▶ TASK TO COMPLETE:
Can you give every line of the records below as a Markdown table with the columns "No." and "Line", numbering the rows and leaving out blank lines?

▶ EXERCISE MATERIALS:
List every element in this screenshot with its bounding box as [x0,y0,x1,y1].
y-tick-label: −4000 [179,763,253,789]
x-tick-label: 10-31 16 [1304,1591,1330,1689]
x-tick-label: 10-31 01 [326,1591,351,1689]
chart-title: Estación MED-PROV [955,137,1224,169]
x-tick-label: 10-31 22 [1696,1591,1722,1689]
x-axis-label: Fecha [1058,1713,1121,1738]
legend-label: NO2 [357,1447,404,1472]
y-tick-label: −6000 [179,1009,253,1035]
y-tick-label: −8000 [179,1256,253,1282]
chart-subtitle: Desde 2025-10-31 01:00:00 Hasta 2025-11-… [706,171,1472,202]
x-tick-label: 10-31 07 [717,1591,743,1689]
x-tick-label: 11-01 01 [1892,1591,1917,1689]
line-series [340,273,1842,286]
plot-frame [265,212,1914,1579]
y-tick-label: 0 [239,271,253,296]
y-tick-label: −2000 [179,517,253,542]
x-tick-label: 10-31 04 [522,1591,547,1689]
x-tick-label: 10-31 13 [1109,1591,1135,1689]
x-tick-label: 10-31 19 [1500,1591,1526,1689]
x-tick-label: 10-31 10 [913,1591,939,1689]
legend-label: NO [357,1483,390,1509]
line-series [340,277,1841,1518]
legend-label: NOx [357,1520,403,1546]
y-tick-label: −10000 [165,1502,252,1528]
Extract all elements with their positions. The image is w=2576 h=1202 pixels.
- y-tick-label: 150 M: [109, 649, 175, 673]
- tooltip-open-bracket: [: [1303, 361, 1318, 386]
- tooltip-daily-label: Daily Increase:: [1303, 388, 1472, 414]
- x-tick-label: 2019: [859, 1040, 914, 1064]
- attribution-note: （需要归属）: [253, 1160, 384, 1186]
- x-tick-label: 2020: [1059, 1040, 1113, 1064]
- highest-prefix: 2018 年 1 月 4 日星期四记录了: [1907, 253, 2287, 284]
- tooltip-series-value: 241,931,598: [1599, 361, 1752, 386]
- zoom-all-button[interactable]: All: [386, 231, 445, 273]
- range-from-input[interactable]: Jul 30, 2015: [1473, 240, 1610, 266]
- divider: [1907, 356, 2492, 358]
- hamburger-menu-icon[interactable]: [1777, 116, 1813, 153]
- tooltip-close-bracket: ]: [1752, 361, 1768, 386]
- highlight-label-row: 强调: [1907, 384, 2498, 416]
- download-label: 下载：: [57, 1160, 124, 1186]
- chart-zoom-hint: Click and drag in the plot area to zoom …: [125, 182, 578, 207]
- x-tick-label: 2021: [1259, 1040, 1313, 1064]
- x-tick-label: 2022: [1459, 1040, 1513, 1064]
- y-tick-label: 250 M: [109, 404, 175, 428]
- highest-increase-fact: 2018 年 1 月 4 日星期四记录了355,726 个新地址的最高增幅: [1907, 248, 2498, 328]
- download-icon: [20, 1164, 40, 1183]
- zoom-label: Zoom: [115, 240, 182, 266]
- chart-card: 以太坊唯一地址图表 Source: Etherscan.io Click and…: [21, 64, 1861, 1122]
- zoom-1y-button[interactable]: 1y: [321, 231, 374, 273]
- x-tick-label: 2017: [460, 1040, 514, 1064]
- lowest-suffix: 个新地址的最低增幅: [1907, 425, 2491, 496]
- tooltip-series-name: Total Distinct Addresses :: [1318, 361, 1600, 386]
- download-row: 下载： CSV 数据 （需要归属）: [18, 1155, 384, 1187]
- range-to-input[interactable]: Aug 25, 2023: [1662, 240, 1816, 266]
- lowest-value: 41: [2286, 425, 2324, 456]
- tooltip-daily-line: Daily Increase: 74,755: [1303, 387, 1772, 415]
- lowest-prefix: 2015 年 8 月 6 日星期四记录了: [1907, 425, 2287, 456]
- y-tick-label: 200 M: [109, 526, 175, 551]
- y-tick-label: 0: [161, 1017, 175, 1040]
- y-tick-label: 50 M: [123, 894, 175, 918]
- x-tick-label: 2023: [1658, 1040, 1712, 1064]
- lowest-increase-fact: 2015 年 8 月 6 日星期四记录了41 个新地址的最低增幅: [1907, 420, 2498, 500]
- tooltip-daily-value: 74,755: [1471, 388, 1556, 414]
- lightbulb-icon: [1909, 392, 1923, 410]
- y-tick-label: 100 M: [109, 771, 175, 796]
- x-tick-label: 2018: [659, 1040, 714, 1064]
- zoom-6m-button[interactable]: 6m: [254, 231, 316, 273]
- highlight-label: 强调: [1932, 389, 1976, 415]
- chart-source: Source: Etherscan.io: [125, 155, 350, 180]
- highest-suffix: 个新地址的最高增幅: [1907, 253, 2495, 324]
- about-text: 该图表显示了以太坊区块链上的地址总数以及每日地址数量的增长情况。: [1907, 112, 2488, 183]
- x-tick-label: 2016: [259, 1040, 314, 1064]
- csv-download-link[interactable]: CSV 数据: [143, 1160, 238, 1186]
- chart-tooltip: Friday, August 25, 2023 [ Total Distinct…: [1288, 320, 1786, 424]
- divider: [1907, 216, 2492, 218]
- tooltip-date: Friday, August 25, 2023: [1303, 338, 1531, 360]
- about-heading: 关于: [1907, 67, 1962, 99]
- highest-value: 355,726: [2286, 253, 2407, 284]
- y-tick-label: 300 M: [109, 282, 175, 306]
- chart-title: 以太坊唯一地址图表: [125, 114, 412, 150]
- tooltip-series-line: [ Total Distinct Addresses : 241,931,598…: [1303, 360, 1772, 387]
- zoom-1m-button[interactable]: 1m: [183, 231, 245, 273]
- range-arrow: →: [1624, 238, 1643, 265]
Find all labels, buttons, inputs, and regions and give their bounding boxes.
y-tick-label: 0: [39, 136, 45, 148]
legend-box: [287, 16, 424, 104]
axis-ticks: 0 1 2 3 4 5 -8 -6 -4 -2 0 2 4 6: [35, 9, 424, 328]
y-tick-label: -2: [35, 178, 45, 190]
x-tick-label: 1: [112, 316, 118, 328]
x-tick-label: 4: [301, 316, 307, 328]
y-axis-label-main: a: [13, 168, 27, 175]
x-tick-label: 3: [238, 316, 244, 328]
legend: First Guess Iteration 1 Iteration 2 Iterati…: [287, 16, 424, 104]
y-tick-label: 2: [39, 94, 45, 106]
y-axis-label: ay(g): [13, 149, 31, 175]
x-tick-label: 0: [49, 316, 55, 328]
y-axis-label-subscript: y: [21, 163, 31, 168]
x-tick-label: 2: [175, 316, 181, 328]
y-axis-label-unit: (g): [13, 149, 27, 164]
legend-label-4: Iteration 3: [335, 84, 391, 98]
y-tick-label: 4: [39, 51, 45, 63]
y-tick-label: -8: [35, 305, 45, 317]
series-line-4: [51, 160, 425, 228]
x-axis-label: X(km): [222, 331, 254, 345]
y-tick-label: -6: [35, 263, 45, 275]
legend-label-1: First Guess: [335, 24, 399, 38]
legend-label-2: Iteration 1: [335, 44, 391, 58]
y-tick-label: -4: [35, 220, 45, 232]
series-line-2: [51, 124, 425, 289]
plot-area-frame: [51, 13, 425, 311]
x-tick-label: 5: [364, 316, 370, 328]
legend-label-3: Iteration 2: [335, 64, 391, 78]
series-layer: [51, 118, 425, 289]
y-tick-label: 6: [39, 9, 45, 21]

▶ TASK RESULT:
| No. | Line |
|---|---|
| 1 | List every element in this screenshot with its bounding box as [x0,y0,x1,y1]. |
| 2 | y-tick-label: −4000 [179,763,253,789] |
| 3 | x-tick-label: 10-31 16 [1304,1591,1330,1689] |
| 4 | x-tick-label: 10-31 01 [326,1591,351,1689] |
| 5 | chart-title: Estación MED-PROV [955,137,1224,169] |
| 6 | x-tick-label: 10-31 22 [1696,1591,1722,1689] |
| 7 | x-axis-label: Fecha [1058,1713,1121,1738] |
| 8 | legend-label: NO2 [357,1447,404,1472] |
| 9 | y-tick-label: −6000 [179,1009,253,1035] |
| 10 | y-tick-label: −8000 [179,1256,253,1282] |
| 11 | chart-subtitle: Desde 2025-10-31 01:00:00 Hasta 2025-11-… [706,171,1472,202] |
| 12 | x-tick-label: 10-31 07 [717,1591,743,1689] |
| 13 | x-tick-label: 11-01 01 [1892,1591,1917,1689] |
| 14 | line-series [340,273,1842,286] |
| 15 | plot-frame [265,212,1914,1579] |
| 16 | y-tick-label: 0 [239,271,253,296] |
| 17 | y-tick-label: −2000 [179,517,253,542] |
| 18 | x-tick-label: 10-31 04 [522,1591,547,1689] |
| 19 | x-tick-label: 10-31 13 [1109,1591,1135,1689] |
| 20 | x-tick-label: 10-31 19 [1500,1591,1526,1689] |
| 21 | x-tick-label: 10-31 10 [913,1591,939,1689] |
| 22 | legend-label: NO [357,1483,390,1509] |
| 23 | line-series [340,277,1841,1518] |
| 24 | legend-label: NOx [357,1520,403,1546] |
| 25 | y-tick-label: −10000 [165,1502,252,1528] |
| 26 | Extract all elements with their positions. The image is w=2576 h=1202 pixels. |
| 27 | - y-tick-label: 150 M: [109, 649, 175, 673] |
| 28 | - tooltip-open-bracket: [: [1303, 361, 1318, 386] |
| 29 | - tooltip-daily-label: Daily Increase:: [1303, 388, 1472, 414] |
| 30 | - x-tick-label: 2019: [859, 1040, 914, 1064] |
| 31 | - attribution-note: （需要归属）: [253, 1160, 384, 1186] |
| 32 | - x-tick-label: 2020: [1059, 1040, 1113, 1064] |
| 33 | - highest-prefix: 2018 年 1 月 4 日星期四记录了: [1907, 253, 2287, 284] |
| 34 | - tooltip-series-value: 241,931,598: [1599, 361, 1752, 386] |
| 35 | - zoom-all-button[interactable]: All: [386, 231, 445, 273] |
| 36 | - range-from-input[interactable]: Jul 30, 2015: [1473, 240, 1610, 266] |
| 37 | - divider: [1907, 356, 2492, 358] |
| 38 | - hamburger-menu-icon[interactable]: [1777, 116, 1813, 153] |
| 39 | - tooltip-close-bracket: ]: [1752, 361, 1768, 386] |
| 40 | - highlight-label-row: 强调: [1907, 384, 2498, 416] |
| 41 | - download-label: 下载：: [57, 1160, 124, 1186] |
| 42 | - chart-zoom-hint: Click and drag in the plot area to zoom …: [125, 182, 578, 207] |
| 43 | - x-tick-label: 2021: [1259, 1040, 1313, 1064] |
| 44 | - x-tick-label: 2022: [1459, 1040, 1513, 1064] |
| 45 | - y-tick-label: 250 M: [109, 404, 175, 428] |
| 46 | - highest-increase-fact: 2018 年 1 月 4 日星期四记录了355,726 个新地址的最高增幅: [1907, 248, 2498, 328] |
| 47 | - download-icon: [20, 1164, 40, 1183] |
| 48 | - zoom-label: Zoom: [115, 240, 182, 266] |
| 49 | - chart-card: 以太坊唯一地址图表 Source: Etherscan.io Click and…: [21, 64, 1861, 1122] |
| 50 | - zoom-1y-button[interactable]: 1y: [321, 231, 374, 273] |
| 51 | - x-tick-label: 2017: [460, 1040, 514, 1064] |
| 52 | - lowest-suffix: 个新地址的最低增幅: [1907, 425, 2491, 496] |
| 53 | - tooltip-series-name: Total Distinct Addresses :: [1318, 361, 1600, 386] |
| 54 | - download-row: 下载： CSV 数据 （需要归属）: [18, 1155, 384, 1187] |
| 55 | - range-to-input[interactable]: Aug 25, 2023: [1662, 240, 1816, 266] |
| 56 | - lowest-value: 41: [2286, 425, 2324, 456] |
| 57 | - tooltip-daily-line: Daily Increase: 74,755: [1303, 387, 1772, 415] |
| 58 | - lowest-prefix: 2015 年 8 月 6 日星期四记录了: [1907, 425, 2287, 456] |
| 59 | - y-tick-label: 200 M: [109, 526, 175, 551] |
| 60 | - y-tick-label: 0: [161, 1017, 175, 1040] |
| 61 | - y-tick-label: 50 M: [123, 894, 175, 918] |
| 62 | - x-tick-label: 2023: [1658, 1040, 1712, 1064] |
| 63 | - lowest-increase-fact: 2015 年 8 月 6 日星期四记录了41 个新地址的最低增幅: [1907, 420, 2498, 500] |
| 64 | - tooltip-daily-value: 74,755: [1471, 388, 1556, 414] |
| 65 | - lightbulb-icon: [1909, 392, 1923, 410] |
| 66 | - y-tick-label: 100 M: [109, 771, 175, 796] |
| 67 | - x-tick-label: 2018: [659, 1040, 714, 1064] |
| 68 | - zoom-6m-button[interactable]: 6m: [254, 231, 316, 273] |
| 69 | - highlight-label: 强调: [1932, 389, 1976, 415] |
| 70 | - chart-source: Source: Etherscan.io: [125, 155, 350, 180] |
| 71 | - highest-suffix: 个新地址的最高增幅: [1907, 253, 2495, 324] |
| 72 | - about-text: 该图表显示了以太坊区块链上的地址总数以及每日地址数量的增长情况。: [1907, 112, 2488, 183] |
| 73 | - x-tick-label: 2016: [259, 1040, 314, 1064] |
| 74 | - csv-download-link[interactable]: CSV 数据: [143, 1160, 238, 1186] |
| 75 | - chart-tooltip: Friday, August 25, 2023 [ Total Distinct…: [1288, 320, 1786, 424] |
| 76 | - divider: [1907, 216, 2492, 218] |
| 77 | - tooltip-date: Friday, August 25, 2023: [1303, 338, 1531, 360] |
| 78 | - about-heading: 关于: [1907, 67, 1962, 99] |
| 79 | - highest-value: 355,726: [2286, 253, 2407, 284] |
| 80 | - y-tick-label: 300 M: [109, 282, 175, 306] |
| 81 | - chart-title: 以太坊唯一地址图表: [125, 114, 412, 150] |
| 82 | - tooltip-series-line: [ Total Distinct Addresses : 241,931,598…: [1303, 360, 1772, 387] |
| 83 | - zoom-1m-button[interactable]: 1m: [183, 231, 245, 273] |
| 84 | - range-arrow: →: [1624, 238, 1643, 265] |
| 85 | Find all labels, buttons, inputs, and regions and give their bounding boxes. |
| 86 | y-tick-label: 0: [39, 136, 45, 148] |
| 87 | legend-box: [287, 16, 424, 104] |
| 88 | axis-ticks: 0 1 2 3 4 5 -8 -6 -4 -2 0 2 4 6: [35, 9, 424, 328] |
| 89 | y-tick-label: -2: [35, 178, 45, 190] |
| 90 | x-tick-label: 1: [112, 316, 118, 328] |
| 91 | x-tick-label: 4: [301, 316, 307, 328] |
| 92 | y-axis-label-main: a: [13, 168, 27, 175] |
| 93 | x-tick-label: 3: [238, 316, 244, 328] |
| 94 | legend: First Guess Iteration 1 Iteration 2 Iterati…: [287, 16, 424, 104] |
| 95 | y-tick-label: 2: [39, 94, 45, 106] |
| 96 | y-axis-label: ay(g): [13, 149, 31, 175] |
| 97 | x-tick-label: 0: [49, 316, 55, 328] |
| 98 | y-axis-label-subscript: y: [21, 163, 31, 168] |
| 99 | x-tick-label: 2: [175, 316, 181, 328] |
| 100 | y-axis-label-unit: (g): [13, 149, 27, 164] |
| 101 | legend-label-4: Iteration 3: [335, 84, 391, 98] |
| 102 | y-tick-label: 4: [39, 51, 45, 63] |
| 103 | y-tick-label: -8: [35, 305, 45, 317] |
| 104 | series-line-4: [51, 160, 425, 228] |
| 105 | x-axis-label: X(km): [222, 331, 254, 345] |
| 106 | y-tick-label: -6: [35, 263, 45, 275] |
| 107 | legend-label-1: First Guess: [335, 24, 399, 38] |
| 108 | legend-label-2: Iteration 1: [335, 44, 391, 58] |
| 109 | y-tick-label: -4: [35, 220, 45, 232] |
| 110 | series-line-2: [51, 124, 425, 289] |
| 111 | plot-area-frame: [51, 13, 425, 311] |
| 112 | x-tick-label: 5: [364, 316, 370, 328] |
| 113 | legend-label-3: Iteration 2: [335, 64, 391, 78] |
| 114 | series-layer: [51, 118, 425, 289] |
| 115 | y-tick-label: 6: [39, 9, 45, 21] |